_Stored data entries_:
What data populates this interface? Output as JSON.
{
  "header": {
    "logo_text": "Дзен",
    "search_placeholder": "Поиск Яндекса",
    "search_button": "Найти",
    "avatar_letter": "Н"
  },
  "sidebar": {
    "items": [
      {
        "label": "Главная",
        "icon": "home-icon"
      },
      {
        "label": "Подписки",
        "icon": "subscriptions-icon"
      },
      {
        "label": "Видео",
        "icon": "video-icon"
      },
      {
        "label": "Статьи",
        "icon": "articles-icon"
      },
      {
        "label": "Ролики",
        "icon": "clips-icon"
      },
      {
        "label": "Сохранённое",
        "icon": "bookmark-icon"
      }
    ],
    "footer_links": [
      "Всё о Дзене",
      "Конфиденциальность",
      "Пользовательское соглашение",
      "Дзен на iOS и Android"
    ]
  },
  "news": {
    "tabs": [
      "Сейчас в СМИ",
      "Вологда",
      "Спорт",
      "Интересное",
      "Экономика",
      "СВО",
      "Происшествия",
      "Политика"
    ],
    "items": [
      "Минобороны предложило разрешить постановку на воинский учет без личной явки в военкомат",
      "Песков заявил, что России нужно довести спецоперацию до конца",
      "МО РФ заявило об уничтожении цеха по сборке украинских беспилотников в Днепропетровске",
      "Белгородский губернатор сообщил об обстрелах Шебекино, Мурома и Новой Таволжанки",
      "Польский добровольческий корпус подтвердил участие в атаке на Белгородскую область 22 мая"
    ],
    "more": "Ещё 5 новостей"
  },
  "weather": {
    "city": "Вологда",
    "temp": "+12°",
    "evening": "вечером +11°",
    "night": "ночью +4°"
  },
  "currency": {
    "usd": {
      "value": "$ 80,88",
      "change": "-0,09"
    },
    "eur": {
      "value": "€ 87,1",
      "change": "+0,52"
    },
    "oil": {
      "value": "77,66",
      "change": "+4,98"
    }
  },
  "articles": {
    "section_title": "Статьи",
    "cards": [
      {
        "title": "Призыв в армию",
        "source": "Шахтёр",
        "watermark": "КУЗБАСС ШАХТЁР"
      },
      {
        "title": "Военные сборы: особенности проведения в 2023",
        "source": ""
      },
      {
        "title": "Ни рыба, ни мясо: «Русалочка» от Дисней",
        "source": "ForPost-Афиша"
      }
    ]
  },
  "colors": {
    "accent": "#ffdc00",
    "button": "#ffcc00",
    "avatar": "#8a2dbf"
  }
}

_What is asked_:
Write out every line from the records above, word for word.

_Solution to this problem_:
What data populates this interface? Output as JSON.
{
  "header": {
    "logo_text": "Дзен",
    "search_placeholder": "Поиск Яндекса",
    "search_button": "Найти",
    "avatar_letter": "Н"
  },
  "sidebar": {
    "items": [
      {
        "label": "Главная",
        "icon": "home-icon"
      },
      {
        "label": "Подписки",
        "icon": "subscriptions-icon"
      },
      {
        "label": "Видео",
        "icon": "video-icon"
      },
      {
        "label": "Статьи",
        "icon": "articles-icon"
      },
      {
        "label": "Ролики",
        "icon": "clips-icon"
      },
      {
        "label": "Сохранённое",
        "icon": "bookmark-icon"
      }
    ],
    "footer_links": [
      "Всё о Дзене",
      "Конфиденциальность",
      "Пользовательское соглашение",
      "Дзен на iOS и Android"
    ]
  },
  "news": {
    "tabs": [
      "Сейчас в СМИ",
      "Вологда",
      "Спорт",
      "Интересное",
      "Экономика",
      "СВО",
      "Происшествия",
      "Политика"
    ],
    "items": [
      "Минобороны предложило разрешить постановку на воинский учет без личной явки в военкомат",
      "Песков заявил, что России нужно довести спецоперацию до конца",
      "МО РФ заявило об уничтожении цеха по сборке украинских беспилотников в Днепропетровске",
      "Белгородский губернатор сообщил об обстрелах Шебекино, Мурома и Новой Таволжанки",
      "Польский добровольческий корпус подтвердил участие в атаке на Белгородскую область 22 мая"
    ],
    "more": "Ещё 5 новостей"
  },
  "weather": {
    "city": "Вологда",
    "temp": "+12°",
    "evening": "вечером +11°",
    "night": "ночью +4°"
  },
  "currency": {
    "usd": {
      "value": "$ 80,88",
      "change": "-0,09"
    },
    "eur": {
      "value": "€ 87,1",
      "change": "+0,52"
    },
    "oil": {
      "value": "77,66",
      "change": "+4,98"
    }
  },
  "articles": {
    "section_title": "Статьи",
    "cards": [
      {
        "title": "Призыв в армию",
        "source": "Шахтёр",
        "watermark": "КУЗБАСС ШАХТЁР"
      },
      {
        "title": "Военные сборы: особенности проведения в 2023",
        "source": ""
      },
      {
        "title": "Ни рыба, ни мясо: «Русалочка» от Дисней",
        "source": "ForPost-Афиша"
      }
    ]
  },
  "colors": {
    "accent": "#ffdc00",
    "button": "#ffcc00",
    "avatar": "#8a2dbf"
  }
}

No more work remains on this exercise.